— Exercise task —
Your answer should be a single number: the count of lines in the material below that hold "управления".
-- Begin Information shown --
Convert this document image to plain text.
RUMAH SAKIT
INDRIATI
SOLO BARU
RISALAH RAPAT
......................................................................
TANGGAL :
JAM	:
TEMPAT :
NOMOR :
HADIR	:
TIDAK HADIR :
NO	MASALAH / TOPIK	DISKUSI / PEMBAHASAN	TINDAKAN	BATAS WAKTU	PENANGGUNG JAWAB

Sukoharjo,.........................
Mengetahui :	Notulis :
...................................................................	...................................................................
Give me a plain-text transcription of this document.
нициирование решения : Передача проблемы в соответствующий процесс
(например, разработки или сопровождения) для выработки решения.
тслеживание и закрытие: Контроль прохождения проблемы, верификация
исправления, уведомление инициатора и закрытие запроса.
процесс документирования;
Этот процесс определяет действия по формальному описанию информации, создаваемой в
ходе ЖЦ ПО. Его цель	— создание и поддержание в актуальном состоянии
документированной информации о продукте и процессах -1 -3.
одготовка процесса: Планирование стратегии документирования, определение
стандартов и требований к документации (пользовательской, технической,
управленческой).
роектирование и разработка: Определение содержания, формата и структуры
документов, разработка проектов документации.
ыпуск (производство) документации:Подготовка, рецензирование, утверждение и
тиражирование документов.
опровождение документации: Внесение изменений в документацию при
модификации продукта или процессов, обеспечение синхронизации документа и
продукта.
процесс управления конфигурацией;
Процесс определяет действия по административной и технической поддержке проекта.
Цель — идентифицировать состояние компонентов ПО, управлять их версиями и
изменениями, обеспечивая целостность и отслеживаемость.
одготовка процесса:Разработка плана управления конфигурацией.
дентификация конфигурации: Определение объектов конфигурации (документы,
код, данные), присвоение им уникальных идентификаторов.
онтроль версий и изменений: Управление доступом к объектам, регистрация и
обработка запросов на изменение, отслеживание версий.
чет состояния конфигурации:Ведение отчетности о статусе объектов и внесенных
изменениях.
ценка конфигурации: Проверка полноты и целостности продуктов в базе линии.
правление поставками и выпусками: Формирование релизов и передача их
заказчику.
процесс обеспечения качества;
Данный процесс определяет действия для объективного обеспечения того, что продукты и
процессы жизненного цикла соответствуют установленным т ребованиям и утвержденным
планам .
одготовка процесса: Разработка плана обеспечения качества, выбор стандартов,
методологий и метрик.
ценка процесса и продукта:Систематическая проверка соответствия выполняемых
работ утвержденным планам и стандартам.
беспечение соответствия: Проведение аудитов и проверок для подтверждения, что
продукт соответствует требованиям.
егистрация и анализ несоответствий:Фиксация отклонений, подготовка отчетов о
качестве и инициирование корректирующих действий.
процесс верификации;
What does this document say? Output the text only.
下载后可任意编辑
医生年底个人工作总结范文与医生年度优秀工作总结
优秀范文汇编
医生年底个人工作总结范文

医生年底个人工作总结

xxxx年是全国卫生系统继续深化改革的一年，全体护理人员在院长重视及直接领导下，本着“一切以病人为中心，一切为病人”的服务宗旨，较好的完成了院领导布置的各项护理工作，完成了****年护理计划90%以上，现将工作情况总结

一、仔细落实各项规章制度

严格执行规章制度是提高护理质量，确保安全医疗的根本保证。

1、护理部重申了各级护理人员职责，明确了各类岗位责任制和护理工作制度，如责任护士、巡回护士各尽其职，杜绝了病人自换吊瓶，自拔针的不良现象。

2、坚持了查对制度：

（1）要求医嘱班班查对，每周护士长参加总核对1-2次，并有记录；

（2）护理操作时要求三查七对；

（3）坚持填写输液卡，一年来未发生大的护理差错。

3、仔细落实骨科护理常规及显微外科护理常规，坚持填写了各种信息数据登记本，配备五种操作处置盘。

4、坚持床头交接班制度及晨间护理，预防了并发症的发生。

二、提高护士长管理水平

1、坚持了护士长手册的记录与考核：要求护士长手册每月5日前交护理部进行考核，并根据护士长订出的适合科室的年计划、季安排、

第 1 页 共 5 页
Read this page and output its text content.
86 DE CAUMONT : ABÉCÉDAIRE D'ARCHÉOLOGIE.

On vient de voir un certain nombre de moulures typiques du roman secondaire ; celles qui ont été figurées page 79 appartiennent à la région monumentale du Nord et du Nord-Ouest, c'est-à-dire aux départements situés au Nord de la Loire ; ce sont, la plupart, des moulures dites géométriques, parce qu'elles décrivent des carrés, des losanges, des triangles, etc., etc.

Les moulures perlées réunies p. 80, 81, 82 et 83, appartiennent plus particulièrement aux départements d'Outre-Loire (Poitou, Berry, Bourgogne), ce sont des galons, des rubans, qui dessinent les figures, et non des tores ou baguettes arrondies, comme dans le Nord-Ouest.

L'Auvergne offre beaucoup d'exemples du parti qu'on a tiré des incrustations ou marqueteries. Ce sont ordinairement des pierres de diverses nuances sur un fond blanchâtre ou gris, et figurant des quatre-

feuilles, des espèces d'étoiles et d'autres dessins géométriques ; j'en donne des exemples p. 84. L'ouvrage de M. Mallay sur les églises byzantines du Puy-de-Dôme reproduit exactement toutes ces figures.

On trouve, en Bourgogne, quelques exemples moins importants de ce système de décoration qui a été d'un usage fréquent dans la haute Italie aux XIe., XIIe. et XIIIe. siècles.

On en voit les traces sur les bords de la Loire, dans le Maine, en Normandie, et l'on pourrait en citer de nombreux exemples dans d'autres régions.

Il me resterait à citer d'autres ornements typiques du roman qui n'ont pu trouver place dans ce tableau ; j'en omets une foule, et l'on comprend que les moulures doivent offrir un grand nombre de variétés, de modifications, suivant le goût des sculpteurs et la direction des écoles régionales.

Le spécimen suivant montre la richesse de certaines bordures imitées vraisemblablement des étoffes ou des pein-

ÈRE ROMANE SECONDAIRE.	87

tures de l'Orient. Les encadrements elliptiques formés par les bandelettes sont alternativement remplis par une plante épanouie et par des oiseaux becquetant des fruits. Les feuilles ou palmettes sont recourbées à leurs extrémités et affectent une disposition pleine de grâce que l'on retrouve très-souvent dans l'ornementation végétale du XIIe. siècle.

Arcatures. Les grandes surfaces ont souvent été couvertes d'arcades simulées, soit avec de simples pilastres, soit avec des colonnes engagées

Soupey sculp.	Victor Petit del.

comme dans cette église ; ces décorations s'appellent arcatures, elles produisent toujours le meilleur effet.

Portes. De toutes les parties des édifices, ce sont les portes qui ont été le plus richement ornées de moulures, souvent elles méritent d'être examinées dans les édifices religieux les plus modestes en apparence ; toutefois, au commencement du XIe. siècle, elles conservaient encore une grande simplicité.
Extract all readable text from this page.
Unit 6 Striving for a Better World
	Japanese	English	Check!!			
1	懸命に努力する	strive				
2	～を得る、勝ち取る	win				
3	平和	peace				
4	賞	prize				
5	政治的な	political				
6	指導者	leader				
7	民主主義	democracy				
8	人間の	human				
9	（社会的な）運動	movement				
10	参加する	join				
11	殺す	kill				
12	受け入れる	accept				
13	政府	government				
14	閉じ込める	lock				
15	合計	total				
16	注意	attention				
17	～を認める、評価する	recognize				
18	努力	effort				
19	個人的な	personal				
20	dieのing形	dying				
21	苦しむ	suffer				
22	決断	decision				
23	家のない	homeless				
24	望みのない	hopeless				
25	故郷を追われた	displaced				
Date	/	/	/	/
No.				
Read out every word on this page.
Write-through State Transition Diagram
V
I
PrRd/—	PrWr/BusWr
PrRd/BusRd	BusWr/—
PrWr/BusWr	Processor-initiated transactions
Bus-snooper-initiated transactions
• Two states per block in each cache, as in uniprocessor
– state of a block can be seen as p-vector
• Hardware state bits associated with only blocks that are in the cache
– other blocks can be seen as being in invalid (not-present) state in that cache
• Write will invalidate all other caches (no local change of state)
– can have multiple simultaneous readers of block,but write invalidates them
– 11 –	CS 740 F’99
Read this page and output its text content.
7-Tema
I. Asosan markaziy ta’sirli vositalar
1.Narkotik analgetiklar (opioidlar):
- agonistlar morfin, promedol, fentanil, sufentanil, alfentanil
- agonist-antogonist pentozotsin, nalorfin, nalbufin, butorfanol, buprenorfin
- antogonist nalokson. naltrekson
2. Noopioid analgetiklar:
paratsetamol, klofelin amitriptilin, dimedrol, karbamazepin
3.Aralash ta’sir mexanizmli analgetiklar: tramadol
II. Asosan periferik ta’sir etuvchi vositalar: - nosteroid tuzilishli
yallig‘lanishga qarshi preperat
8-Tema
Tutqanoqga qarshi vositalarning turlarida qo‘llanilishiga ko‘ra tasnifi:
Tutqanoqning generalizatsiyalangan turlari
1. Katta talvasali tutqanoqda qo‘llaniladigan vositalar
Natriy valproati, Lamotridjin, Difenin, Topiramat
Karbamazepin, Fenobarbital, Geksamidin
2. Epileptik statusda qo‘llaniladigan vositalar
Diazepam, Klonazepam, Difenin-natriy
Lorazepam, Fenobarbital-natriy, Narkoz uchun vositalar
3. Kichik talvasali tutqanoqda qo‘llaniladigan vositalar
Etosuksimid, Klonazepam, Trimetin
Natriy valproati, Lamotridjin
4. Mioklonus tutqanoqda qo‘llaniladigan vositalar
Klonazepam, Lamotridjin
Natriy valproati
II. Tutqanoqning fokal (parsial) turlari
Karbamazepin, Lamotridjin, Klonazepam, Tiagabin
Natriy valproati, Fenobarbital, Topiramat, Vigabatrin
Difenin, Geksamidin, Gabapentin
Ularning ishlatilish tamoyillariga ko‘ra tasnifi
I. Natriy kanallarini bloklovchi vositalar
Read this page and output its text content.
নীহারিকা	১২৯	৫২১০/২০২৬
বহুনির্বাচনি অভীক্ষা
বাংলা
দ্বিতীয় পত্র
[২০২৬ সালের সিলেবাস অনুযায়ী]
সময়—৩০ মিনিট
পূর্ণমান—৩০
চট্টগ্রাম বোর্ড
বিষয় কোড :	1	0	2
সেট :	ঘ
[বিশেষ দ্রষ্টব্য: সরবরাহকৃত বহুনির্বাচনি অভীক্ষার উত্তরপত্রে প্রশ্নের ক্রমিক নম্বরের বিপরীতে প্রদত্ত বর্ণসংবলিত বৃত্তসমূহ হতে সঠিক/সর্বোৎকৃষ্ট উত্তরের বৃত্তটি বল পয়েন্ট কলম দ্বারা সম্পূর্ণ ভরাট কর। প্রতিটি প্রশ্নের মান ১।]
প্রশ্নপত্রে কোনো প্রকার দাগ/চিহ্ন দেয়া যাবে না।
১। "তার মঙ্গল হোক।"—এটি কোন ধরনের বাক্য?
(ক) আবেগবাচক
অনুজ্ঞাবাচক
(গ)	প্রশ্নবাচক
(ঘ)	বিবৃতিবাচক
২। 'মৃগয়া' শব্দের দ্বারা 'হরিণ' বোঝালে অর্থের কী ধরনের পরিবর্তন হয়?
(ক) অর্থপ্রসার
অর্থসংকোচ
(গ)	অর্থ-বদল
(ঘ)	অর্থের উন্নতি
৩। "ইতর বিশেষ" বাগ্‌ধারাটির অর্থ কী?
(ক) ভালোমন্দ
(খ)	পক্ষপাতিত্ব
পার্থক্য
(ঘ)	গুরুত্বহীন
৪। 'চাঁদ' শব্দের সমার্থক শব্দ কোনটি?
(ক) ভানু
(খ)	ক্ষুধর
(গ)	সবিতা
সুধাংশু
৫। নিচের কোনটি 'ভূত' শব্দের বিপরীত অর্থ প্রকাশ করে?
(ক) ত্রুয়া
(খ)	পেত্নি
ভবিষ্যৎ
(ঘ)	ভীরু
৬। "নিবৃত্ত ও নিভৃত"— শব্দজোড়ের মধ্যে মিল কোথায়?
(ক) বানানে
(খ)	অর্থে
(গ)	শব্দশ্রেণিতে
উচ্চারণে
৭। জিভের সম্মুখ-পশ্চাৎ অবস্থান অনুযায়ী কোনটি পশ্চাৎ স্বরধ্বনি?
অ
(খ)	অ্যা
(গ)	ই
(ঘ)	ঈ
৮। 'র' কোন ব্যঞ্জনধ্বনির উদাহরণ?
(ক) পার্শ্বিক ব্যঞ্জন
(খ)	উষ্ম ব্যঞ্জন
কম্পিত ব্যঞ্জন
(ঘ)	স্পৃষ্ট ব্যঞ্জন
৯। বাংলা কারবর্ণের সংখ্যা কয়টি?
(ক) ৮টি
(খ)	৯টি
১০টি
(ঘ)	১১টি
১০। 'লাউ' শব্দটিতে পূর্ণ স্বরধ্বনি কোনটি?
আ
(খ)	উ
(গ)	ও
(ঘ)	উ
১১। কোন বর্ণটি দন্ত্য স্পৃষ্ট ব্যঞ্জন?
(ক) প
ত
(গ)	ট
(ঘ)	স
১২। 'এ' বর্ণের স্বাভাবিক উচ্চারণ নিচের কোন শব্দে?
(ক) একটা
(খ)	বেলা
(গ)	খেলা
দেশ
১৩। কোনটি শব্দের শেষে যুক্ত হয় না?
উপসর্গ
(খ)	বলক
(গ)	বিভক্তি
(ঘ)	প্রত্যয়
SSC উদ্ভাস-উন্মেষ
-- End Information shown --
— Exercise output —
2